==== Data entries

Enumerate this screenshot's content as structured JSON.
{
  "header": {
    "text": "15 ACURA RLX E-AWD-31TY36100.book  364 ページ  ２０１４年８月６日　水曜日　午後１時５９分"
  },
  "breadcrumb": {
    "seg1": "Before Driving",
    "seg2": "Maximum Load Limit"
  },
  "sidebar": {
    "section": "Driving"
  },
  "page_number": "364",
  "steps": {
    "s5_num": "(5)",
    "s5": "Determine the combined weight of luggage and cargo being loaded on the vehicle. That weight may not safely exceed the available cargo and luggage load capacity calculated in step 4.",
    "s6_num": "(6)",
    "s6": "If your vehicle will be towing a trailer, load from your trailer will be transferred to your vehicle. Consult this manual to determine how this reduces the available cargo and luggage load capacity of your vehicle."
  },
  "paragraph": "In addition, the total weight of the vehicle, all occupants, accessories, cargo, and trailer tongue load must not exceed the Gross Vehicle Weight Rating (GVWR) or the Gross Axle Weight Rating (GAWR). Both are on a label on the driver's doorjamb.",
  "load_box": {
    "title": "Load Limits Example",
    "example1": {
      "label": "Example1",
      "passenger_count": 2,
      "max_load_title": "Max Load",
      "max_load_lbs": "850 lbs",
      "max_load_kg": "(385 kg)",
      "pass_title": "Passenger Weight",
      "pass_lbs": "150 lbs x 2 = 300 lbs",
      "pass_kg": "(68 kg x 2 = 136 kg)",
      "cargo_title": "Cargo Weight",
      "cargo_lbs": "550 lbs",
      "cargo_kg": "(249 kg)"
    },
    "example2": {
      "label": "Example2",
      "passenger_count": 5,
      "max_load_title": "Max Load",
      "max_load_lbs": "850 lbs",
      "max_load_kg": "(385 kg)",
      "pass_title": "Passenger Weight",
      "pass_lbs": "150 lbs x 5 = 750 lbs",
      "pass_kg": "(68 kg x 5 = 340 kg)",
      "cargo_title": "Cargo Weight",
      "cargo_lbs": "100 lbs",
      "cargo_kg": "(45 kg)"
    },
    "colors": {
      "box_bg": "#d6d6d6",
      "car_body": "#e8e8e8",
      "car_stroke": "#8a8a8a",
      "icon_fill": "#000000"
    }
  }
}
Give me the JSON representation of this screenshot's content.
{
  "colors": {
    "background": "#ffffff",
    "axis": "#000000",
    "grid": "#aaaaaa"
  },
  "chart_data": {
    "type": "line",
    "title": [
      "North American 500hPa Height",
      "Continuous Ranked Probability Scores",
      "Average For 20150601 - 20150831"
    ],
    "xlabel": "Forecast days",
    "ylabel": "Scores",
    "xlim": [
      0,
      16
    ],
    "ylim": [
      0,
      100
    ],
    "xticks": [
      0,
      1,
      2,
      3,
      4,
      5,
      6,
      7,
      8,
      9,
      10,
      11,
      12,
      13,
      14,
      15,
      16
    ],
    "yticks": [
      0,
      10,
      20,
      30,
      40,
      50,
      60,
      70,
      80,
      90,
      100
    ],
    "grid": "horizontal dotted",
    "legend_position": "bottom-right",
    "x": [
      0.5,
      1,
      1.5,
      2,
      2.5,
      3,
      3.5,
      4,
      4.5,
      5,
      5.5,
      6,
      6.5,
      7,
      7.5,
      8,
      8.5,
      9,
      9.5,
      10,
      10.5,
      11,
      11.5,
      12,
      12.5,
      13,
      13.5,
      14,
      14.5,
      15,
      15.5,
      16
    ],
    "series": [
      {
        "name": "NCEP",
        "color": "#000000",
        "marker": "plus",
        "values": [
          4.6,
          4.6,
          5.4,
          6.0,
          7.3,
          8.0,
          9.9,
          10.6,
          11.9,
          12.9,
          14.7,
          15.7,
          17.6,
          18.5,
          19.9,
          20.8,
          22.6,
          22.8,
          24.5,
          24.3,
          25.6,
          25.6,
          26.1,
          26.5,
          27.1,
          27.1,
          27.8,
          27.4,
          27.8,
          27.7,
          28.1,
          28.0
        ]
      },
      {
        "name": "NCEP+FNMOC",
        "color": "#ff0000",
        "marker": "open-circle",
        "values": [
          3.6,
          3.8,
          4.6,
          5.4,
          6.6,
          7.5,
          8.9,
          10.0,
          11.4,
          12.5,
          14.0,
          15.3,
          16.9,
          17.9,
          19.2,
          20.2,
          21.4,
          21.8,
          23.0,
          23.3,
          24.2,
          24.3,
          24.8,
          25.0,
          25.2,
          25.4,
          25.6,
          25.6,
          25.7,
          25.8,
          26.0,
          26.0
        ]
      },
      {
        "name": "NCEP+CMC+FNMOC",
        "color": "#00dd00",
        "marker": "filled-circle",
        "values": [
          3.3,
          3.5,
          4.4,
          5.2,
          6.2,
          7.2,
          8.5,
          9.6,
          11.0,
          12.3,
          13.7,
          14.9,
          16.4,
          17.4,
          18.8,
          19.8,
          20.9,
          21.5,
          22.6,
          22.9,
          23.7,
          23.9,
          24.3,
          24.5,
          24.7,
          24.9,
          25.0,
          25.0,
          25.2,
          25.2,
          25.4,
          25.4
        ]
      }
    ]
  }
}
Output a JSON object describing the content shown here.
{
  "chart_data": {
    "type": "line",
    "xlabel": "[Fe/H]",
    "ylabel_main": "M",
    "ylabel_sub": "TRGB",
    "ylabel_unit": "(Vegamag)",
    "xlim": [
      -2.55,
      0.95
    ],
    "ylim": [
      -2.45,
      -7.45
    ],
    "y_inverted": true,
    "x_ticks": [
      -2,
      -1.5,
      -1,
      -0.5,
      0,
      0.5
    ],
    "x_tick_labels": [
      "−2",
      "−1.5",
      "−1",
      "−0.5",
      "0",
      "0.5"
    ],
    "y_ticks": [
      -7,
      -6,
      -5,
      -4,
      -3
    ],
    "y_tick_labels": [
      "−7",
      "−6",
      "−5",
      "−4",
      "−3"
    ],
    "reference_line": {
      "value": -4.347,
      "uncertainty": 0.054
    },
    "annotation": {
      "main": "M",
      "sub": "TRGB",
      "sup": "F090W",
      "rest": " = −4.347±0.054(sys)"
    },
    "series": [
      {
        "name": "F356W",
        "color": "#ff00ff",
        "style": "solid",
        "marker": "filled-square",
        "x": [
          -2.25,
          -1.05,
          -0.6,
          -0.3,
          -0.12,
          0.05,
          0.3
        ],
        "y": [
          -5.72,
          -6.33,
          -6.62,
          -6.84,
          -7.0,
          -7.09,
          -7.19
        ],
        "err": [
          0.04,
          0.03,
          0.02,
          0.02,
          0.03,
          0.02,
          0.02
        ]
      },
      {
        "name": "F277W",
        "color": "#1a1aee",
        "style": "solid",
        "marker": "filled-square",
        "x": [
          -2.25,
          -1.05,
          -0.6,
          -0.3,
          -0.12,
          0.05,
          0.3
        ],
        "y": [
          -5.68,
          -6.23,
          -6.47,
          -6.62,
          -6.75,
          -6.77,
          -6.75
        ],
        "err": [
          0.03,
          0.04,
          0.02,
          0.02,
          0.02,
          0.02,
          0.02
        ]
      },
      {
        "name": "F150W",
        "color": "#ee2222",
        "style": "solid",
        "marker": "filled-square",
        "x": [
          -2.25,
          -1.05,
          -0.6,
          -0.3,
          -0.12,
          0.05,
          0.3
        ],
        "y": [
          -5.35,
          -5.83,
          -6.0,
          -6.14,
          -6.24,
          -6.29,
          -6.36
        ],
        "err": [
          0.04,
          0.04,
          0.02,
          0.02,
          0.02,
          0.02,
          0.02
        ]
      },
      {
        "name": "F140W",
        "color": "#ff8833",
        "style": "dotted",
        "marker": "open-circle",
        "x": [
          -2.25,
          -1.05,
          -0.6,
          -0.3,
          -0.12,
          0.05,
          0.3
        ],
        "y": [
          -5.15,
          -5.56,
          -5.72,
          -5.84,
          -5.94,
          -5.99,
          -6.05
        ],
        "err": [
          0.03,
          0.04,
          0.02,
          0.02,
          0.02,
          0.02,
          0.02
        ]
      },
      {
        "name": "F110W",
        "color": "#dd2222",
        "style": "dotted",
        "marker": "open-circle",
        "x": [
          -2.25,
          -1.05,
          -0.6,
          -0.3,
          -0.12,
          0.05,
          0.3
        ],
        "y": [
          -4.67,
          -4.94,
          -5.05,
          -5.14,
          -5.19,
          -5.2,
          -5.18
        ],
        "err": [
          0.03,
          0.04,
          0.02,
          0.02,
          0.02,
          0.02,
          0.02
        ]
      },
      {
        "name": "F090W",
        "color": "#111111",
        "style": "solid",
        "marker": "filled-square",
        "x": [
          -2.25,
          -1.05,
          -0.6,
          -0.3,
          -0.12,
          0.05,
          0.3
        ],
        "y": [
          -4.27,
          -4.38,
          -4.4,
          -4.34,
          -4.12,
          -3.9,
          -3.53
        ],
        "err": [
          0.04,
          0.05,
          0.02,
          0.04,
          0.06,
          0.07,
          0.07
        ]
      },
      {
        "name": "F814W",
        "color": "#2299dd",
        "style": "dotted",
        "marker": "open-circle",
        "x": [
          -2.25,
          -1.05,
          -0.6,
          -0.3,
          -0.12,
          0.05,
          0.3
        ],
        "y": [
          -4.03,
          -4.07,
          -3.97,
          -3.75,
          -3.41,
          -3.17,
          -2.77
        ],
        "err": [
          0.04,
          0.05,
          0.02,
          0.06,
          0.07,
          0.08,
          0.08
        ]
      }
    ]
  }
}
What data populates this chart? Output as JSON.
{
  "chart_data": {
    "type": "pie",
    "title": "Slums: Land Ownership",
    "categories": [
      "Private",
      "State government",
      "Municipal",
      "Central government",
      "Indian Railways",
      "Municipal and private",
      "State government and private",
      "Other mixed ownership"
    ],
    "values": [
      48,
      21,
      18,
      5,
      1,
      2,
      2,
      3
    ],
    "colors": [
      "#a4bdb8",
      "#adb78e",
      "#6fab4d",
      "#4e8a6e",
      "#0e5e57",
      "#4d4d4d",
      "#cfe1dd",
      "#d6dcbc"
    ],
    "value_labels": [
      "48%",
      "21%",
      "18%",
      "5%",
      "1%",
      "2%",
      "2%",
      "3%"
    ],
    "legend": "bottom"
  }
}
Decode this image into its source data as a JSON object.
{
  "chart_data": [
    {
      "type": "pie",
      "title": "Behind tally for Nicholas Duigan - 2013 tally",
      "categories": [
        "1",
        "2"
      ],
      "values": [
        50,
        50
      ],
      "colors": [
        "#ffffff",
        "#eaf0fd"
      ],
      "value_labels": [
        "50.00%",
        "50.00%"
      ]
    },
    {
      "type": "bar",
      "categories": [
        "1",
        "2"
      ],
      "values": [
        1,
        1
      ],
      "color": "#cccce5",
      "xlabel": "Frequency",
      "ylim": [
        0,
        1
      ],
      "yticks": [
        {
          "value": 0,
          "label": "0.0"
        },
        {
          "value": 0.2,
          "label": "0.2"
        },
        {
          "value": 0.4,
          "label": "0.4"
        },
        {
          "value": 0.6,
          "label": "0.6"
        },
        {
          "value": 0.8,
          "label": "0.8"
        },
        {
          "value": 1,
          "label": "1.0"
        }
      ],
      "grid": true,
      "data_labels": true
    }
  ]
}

========

* [Task goal]: Read the data above and pull out each line that holds the string "name".

* [Exercise response]:
        "name": "NCEP",
        "name": "NCEP+FNMOC",
        "name": "NCEP+CMC+FNMOC",
        "name": "F356W",
        "name": "F277W",
        "name": "F150W",
        "name": "F140W",
        "name": "F110W",
        "name": "F090W",
        "name": "F814W",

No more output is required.